## WRITTEN TASK
Below are records; work out how many of their lines hold the string "structured" and give that number alone.

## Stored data
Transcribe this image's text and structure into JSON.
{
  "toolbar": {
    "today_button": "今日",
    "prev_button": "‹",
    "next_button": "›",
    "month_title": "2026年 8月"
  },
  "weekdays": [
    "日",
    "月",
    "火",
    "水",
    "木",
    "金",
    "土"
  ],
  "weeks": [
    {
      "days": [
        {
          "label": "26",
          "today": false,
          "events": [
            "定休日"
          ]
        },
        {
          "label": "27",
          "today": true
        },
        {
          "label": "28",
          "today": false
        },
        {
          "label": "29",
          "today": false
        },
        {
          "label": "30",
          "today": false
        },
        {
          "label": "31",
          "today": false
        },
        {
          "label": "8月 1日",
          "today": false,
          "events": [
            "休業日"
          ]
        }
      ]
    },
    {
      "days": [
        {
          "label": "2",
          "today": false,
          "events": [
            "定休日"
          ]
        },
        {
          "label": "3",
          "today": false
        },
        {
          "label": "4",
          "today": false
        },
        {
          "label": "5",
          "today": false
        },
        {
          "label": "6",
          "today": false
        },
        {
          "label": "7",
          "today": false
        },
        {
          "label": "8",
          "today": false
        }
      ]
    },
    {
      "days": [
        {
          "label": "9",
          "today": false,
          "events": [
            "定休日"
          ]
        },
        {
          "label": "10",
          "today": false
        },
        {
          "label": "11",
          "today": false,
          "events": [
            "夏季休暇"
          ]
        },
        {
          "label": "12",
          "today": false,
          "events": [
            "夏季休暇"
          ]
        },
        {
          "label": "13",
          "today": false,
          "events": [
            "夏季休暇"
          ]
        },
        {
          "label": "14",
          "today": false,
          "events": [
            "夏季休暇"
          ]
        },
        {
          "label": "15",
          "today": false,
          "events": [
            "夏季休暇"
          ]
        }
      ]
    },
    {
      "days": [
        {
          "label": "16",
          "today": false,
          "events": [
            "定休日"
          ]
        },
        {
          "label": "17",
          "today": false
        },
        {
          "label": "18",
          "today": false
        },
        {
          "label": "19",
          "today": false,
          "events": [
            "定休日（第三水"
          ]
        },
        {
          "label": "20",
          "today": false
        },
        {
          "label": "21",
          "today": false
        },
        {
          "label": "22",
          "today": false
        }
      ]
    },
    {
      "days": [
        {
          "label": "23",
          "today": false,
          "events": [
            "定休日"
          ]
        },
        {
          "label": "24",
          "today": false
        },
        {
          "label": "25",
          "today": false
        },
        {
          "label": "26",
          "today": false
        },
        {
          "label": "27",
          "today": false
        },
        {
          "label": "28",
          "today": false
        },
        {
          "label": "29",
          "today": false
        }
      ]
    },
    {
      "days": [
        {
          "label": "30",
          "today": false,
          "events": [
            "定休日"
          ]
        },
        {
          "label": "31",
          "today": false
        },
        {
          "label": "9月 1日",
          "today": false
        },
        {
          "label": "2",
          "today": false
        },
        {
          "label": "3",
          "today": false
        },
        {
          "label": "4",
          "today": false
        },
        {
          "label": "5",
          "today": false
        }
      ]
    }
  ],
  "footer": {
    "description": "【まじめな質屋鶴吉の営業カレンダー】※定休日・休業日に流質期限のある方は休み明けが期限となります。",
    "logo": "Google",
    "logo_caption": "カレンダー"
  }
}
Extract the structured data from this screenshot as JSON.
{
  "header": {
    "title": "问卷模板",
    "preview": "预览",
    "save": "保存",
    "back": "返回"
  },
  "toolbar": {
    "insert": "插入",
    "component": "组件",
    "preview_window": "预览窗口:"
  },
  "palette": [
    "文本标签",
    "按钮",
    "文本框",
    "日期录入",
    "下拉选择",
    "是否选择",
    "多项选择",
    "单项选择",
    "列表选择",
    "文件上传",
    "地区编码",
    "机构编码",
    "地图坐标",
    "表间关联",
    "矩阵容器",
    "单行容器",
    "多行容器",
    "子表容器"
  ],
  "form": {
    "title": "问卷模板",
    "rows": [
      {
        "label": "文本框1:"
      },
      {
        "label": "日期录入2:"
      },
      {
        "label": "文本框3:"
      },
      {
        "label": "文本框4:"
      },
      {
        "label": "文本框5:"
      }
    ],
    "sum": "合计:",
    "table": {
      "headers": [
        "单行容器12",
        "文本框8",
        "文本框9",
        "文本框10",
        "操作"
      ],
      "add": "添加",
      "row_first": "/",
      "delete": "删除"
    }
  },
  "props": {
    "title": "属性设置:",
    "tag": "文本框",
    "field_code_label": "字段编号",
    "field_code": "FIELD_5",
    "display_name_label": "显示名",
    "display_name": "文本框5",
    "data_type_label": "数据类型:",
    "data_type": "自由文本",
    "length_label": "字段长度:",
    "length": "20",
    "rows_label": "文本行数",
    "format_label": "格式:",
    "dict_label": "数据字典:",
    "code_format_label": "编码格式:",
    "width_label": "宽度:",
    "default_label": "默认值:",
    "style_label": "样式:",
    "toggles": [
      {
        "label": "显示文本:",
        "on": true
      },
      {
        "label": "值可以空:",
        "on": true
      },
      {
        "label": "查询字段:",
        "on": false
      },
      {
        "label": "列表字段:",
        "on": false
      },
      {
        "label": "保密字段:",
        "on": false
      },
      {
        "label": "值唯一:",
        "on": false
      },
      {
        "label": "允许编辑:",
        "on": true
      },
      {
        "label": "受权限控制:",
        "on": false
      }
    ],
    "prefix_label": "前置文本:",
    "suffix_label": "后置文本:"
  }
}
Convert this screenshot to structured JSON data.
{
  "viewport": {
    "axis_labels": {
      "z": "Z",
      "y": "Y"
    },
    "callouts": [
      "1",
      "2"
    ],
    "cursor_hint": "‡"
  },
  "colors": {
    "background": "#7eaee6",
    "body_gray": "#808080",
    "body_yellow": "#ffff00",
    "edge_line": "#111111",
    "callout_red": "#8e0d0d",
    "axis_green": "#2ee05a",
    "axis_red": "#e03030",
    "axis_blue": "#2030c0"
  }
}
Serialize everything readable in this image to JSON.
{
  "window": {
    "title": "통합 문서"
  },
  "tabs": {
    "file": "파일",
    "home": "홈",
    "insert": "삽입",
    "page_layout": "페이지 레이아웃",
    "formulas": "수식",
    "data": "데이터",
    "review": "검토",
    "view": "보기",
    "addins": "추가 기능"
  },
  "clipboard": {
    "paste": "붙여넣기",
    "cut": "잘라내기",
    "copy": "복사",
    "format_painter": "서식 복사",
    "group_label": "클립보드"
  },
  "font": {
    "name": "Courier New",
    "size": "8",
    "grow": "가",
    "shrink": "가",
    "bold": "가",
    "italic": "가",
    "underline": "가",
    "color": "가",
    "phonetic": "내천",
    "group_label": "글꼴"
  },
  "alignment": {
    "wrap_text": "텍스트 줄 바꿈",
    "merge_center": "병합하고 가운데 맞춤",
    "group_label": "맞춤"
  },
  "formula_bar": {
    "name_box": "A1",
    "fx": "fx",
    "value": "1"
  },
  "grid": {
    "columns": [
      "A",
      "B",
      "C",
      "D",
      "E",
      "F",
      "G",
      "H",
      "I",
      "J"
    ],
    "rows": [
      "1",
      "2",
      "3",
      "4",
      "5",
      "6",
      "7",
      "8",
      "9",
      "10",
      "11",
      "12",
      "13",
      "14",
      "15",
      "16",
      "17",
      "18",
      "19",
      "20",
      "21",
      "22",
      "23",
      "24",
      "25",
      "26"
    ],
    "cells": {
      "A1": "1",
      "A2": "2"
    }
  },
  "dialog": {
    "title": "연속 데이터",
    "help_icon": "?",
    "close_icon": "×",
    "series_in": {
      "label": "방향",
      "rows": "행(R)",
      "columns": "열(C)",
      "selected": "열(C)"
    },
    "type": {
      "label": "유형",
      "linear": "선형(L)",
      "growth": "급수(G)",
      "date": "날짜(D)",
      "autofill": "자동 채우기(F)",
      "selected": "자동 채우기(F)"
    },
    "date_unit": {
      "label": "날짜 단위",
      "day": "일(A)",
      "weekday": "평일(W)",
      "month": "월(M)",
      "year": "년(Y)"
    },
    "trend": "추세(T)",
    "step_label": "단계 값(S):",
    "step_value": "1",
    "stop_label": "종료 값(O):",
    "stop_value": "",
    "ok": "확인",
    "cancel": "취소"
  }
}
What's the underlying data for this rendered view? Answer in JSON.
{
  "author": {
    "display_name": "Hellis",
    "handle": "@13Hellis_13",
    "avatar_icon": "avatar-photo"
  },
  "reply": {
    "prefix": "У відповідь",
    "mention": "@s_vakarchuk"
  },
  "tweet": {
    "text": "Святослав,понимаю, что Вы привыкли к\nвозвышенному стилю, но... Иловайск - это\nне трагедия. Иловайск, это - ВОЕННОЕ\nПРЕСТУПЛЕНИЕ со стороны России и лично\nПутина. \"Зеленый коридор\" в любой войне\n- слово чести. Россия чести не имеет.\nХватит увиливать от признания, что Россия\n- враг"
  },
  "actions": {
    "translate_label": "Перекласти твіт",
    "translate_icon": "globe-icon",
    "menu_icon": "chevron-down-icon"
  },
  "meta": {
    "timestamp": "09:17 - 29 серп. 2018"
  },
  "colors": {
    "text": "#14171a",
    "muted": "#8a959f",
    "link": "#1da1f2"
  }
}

## SOLUTION BELOW
2